*ENUNCIADO*. Reescreva na íntegra, sem nenhuma alteração, o texto abaixo sobre o boato do guaraná Dolly.

*TEXTO DE REFERÊNCIA*.
A
mensagem contendo falsas afirmações sobre o guaraná Dolly circulou pela
Internet e chegou à polícia de São Paulo. O Setor de Investigação de
Crimes de Alta Tecnologia do DETEL - Departamento de Telemática da
Polícia Civil do Estado de São Paulo abriu diligências para apurar a
origem da mensagem, pois trata-se de crime contra a honra de pessoa
jurídica. (Boletim 119/2000 datado de 28/11/2000.)
Até o Laboratório Fleury (Fleury
- Centro de Medicina Diagnóstica, também conhecido com Instituto
Fleury), localizado em São Paulo, foi envolvido nessa falsa denúncia,
pois teria realizado a suposta pesquisa confirmando a existência das
substâncias cancerígenas. O Laboratório negou que tenha realizado
pesquisas sobre o guaraná. Além do Laboratório Fleury, o Hospital das
Clínicas da Faculdade de Medicina da USP e o Instituto Adolfo Lutz
também desmentiram o conteúdo da mensagem.
Apelo
à autoridade e referência a substâncias inexistentes são ingredientes
comuns em mensagens desse tipo. No caso do guaraná, as autoridades
envolvidas negaram. O Fenofinol Ameído e Voliteral são substâncias
inexistentes e jamais causariam "mal (sic) atividade dos rins e câncer".
Passe essa mensagem pra frente é a senha: tudo não passa de mais uma pulha virtual.
O site da empresa Dolly (http://www.dolly.com.br/)
apresentava o esclarecimento desmentindo toda a farsa. Hoje, esse
domínio, embora pertencente à empresa Dolly do Brasil Refrigerantes
Ltda., não mais contém o desmentido.

*DADOS DO EXERCÍCIO*.
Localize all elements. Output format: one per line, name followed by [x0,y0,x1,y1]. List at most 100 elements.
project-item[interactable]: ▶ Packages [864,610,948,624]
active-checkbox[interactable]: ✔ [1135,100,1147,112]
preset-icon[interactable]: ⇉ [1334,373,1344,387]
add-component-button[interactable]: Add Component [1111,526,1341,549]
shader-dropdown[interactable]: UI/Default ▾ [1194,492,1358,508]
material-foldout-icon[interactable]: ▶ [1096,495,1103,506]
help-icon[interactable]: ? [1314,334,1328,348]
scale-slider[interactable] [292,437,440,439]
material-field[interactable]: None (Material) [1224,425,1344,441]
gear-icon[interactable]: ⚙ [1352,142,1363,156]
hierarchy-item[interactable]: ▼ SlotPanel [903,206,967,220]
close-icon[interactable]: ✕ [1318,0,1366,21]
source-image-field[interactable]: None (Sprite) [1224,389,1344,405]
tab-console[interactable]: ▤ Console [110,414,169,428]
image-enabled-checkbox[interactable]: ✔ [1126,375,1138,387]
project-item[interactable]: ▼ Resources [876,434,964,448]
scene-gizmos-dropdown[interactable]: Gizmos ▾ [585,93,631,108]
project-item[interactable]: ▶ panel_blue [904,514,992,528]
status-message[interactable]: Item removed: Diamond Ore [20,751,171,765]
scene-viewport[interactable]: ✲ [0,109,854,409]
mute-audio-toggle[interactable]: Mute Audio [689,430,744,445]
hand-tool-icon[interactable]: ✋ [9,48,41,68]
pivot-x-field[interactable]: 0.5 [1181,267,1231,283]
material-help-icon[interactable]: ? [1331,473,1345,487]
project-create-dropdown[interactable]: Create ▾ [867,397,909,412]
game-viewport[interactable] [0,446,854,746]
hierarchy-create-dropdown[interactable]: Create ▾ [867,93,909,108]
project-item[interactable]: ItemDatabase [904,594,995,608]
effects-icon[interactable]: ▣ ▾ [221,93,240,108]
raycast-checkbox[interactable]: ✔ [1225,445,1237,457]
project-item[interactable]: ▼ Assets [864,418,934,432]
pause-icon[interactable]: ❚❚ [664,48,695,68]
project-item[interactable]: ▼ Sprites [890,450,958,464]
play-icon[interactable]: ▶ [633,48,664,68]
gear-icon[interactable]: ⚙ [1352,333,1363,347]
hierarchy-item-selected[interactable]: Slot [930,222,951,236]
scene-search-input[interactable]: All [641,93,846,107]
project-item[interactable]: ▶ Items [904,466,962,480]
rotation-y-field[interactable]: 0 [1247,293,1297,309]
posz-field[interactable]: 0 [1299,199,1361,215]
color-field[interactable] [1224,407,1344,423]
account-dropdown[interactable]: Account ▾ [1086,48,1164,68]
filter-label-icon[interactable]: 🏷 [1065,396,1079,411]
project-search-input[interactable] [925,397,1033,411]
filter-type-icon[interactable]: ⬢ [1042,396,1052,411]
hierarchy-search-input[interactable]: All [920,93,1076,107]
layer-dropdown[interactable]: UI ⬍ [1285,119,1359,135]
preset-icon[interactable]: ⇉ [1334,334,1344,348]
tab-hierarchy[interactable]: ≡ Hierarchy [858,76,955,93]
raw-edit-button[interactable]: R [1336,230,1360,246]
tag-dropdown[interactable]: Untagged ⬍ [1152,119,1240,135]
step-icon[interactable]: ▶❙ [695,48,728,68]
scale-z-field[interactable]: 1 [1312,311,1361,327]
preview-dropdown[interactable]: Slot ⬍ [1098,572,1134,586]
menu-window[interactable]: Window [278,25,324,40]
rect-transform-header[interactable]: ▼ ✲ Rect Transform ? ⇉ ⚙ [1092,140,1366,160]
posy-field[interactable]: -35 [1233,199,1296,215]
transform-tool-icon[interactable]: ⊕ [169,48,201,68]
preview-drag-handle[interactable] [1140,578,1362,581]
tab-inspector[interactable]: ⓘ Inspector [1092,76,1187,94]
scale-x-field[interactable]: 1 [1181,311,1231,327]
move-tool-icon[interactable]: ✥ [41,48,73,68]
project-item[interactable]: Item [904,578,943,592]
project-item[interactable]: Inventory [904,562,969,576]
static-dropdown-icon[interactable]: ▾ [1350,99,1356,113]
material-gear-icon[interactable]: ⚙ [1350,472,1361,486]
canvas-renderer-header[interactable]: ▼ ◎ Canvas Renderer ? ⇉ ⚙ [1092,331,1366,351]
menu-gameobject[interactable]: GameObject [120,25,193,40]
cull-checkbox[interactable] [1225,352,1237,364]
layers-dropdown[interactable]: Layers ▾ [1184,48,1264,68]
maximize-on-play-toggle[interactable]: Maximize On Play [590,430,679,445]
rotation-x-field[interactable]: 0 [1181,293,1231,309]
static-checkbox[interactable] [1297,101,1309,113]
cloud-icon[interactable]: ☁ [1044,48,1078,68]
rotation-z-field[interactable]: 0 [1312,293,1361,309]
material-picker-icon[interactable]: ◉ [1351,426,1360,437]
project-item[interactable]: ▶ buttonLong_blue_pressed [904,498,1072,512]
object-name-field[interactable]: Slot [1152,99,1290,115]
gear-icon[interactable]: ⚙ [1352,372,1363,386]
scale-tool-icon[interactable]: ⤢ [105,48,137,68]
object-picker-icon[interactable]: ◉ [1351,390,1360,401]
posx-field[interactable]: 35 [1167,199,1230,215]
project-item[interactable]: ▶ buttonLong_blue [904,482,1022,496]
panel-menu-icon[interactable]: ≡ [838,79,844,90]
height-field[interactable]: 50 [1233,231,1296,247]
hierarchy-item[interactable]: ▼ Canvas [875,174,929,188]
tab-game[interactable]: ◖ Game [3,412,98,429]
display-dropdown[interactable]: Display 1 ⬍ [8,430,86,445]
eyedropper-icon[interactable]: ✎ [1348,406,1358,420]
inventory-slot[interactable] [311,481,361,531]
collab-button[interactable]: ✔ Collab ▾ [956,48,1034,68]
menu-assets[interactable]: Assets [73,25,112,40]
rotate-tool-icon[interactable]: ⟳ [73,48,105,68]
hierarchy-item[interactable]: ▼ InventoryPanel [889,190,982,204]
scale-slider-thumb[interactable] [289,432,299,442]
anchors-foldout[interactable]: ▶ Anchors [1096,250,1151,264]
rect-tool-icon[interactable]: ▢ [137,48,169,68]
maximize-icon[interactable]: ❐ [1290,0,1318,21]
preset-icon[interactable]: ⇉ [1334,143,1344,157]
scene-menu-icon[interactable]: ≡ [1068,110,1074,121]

*RESPOSTA*.
A
mensagem contendo falsas afirmações sobre o guaraná Dolly circulou pela
Internet e chegou à polícia de São Paulo. O Setor de Investigação de
Crimes de Alta Tecnologia do DETEL - Departamento de Telemática da
Polícia Civil do Estado de São Paulo abriu diligências para apurar a
origem da mensagem, pois trata-se de crime contra a honra de pessoa
jurídica. (Boletim 119/2000 datado de 28/11/2000.)
Até o Laboratório Fleury (Fleury
- Centro de Medicina Diagnóstica, também conhecido com Instituto
Fleury), localizado em São Paulo, foi envolvido nessa falsa denúncia,
pois teria realizado a suposta pesquisa confirmando a existência das
substâncias cancerígenas. O Laboratório negou que tenha realizado
pesquisas sobre o guaraná. Além do Laboratório Fleury, o Hospital das
Clínicas da Faculdade de Medicina da USP e o Instituto Adolfo Lutz
também desmentiram o conteúdo da mensagem.
Apelo
à autoridade e referência a substâncias inexistentes são ingredientes
comuns em mensagens desse tipo. No caso do guaraná, as autoridades
envolvidas negaram. O Fenofinol Ameído e Voliteral são substâncias
inexistentes e jamais causariam "mal (sic) atividade dos rins e câncer".
Passe essa mensagem pra frente é a senha: tudo não passa de mais uma pulha virtual.
O site da empresa Dolly (http://www.dolly.com.br/)
apresentava o esclarecimento desmentindo toda a farsa. Hoje, esse
domínio, embora pertencente à empresa Dolly do Brasil Refrigerantes
Ltda., não mais contém o desmentido.